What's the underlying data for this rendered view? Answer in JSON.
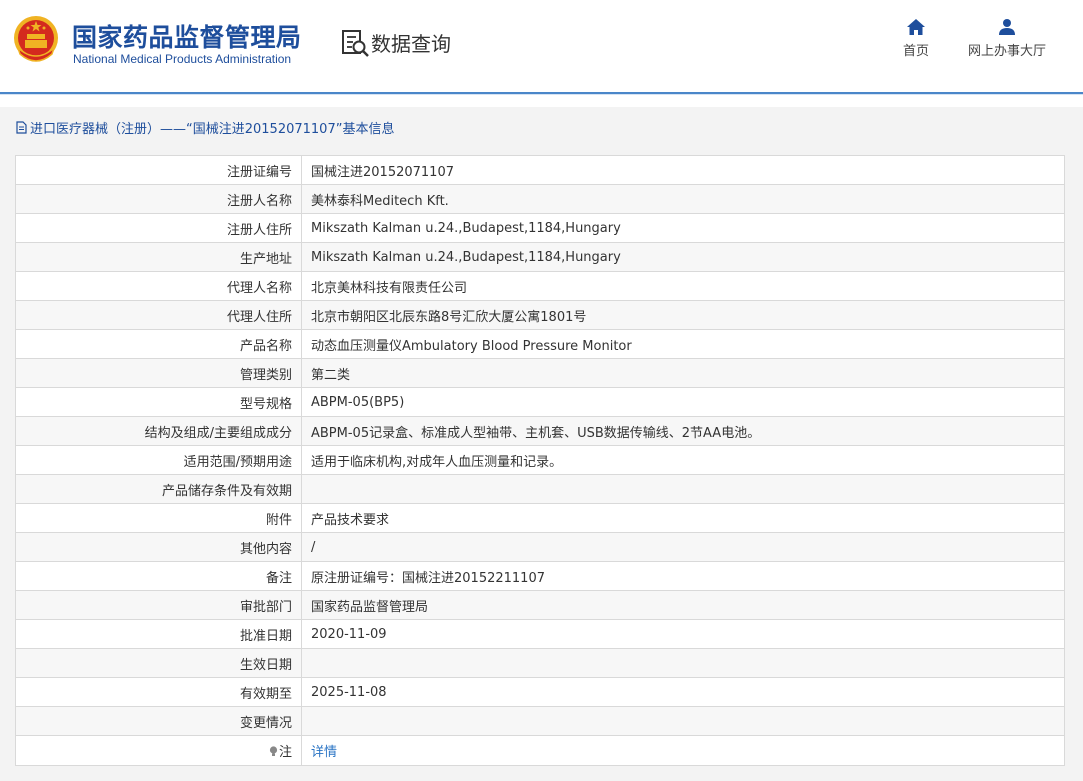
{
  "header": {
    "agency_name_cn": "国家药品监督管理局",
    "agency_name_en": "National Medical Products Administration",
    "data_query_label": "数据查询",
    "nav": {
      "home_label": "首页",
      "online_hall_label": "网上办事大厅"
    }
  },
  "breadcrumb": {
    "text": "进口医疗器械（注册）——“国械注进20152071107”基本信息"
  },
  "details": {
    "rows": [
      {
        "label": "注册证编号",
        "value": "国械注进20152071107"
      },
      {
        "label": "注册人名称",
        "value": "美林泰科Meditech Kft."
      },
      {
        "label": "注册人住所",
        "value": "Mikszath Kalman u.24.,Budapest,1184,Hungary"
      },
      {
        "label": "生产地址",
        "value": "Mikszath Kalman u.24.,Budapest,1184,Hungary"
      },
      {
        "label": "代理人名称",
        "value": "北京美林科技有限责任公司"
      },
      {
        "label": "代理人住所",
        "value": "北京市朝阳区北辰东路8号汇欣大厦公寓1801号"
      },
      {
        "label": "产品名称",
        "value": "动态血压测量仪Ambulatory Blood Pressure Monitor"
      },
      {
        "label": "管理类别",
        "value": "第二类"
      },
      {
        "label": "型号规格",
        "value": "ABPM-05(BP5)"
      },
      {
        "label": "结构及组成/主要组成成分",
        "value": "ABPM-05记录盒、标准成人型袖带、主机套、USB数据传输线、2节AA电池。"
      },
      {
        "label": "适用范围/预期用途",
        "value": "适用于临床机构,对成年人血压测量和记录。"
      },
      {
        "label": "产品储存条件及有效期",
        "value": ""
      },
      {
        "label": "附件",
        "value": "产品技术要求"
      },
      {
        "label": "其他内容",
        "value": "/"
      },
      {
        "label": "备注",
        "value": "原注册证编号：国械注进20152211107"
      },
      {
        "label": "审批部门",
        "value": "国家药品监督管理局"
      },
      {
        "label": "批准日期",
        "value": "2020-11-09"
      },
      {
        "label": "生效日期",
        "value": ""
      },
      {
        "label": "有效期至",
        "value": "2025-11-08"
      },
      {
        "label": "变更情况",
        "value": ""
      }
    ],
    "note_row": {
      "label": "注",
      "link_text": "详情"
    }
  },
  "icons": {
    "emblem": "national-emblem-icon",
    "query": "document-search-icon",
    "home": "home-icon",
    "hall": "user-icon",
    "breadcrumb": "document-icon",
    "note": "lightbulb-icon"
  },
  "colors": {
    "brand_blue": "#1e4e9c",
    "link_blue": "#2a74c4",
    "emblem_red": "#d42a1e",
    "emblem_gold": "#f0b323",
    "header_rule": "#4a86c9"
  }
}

---

§ **WHAT TO WORK ON**
Output the full set of records above without changing a word, and drop the images.

§ **TASK RESPONSE**
What's the underlying data for this rendered view? Answer in JSON.
{
  "header": {
    "agency_name_cn": "国家药品监督管理局",
    "agency_name_en": "National Medical Products Administration",
    "data_query_label": "数据查询",
    "nav": {
      "home_label": "首页",
      "online_hall_label": "网上办事大厅"
    }
  },
  "breadcrumb": {
    "text": "进口医疗器械（注册）——“国械注进20152071107”基本信息"
  },
  "details": {
    "rows": [
      {
        "label": "注册证编号",
        "value": "国械注进20152071107"
      },
      {
        "label": "注册人名称",
        "value": "美林泰科Meditech Kft."
      },
      {
        "label": "注册人住所",
        "value": "Mikszath Kalman u.24.,Budapest,1184,Hungary"
      },
      {
        "label": "生产地址",
        "value": "Mikszath Kalman u.24.,Budapest,1184,Hungary"
      },
      {
        "label": "代理人名称",
        "value": "北京美林科技有限责任公司"
      },
      {
        "label": "代理人住所",
        "value": "北京市朝阳区北辰东路8号汇欣大厦公寓1801号"
      },
      {
        "label": "产品名称",
        "value": "动态血压测量仪Ambulatory Blood Pressure Monitor"
      },
      {
        "label": "管理类别",
        "value": "第二类"
      },
      {
        "label": "型号规格",
        "value": "ABPM-05(BP5)"
      },
      {
        "label": "结构及组成/主要组成成分",
        "value": "ABPM-05记录盒、标准成人型袖带、主机套、USB数据传输线、2节AA电池。"
      },
      {
        "label": "适用范围/预期用途",
        "value": "适用于临床机构,对成年人血压测量和记录。"
      },
      {
        "label": "产品储存条件及有效期",
        "value": ""
      },
      {
        "label": "附件",
        "value": "产品技术要求"
      },
      {
        "label": "其他内容",
        "value": "/"
      },
      {
        "label": "备注",
        "value": "原注册证编号：国械注进20152211107"
      },
      {
        "label": "审批部门",
        "value": "国家药品监督管理局"
      },
      {
        "label": "批准日期",
        "value": "2020-11-09"
      },
      {
        "label": "生效日期",
        "value": ""
      },
      {
        "label": "有效期至",
        "value": "2025-11-08"
      },
      {
        "label": "变更情况",
        "value": ""
      }
    ],
    "note_row": {
      "label": "注",
      "link_text": "详情"
    }
  },
  "icons": {
    "emblem": "national-emblem-icon",
    "query": "document-search-icon",
    "home": "home-icon",
    "hall": "user-icon",
    "breadcrumb": "document-icon",
    "note": "lightbulb-icon"
  },
  "colors": {
    "brand_blue": "#1e4e9c",
    "link_blue": "#2a74c4",
    "emblem_red": "#d42a1e",
    "emblem_gold": "#f0b323",
    "header_rule": "#4a86c9"
  }
}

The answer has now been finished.